-- begin Records for processing --
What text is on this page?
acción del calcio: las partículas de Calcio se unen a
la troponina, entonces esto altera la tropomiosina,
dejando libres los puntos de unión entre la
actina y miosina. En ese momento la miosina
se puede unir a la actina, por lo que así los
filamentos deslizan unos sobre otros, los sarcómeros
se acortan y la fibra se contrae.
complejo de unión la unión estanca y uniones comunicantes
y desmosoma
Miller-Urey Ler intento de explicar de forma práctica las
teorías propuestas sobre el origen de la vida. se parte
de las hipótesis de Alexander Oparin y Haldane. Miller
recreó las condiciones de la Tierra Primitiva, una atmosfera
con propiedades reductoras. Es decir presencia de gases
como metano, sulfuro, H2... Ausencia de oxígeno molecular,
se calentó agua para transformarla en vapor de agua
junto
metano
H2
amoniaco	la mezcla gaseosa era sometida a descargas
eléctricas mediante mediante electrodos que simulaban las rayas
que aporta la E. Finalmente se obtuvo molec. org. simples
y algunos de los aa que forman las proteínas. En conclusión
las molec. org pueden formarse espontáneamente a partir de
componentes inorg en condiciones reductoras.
-- end Records for processing --
**Problem**
Pull every line containing "condiciones" out of the records.

**The solution**
recreó las condiciones de la Tierra Primitiva, una atmosfera
componentes inorg en condiciones reductoras.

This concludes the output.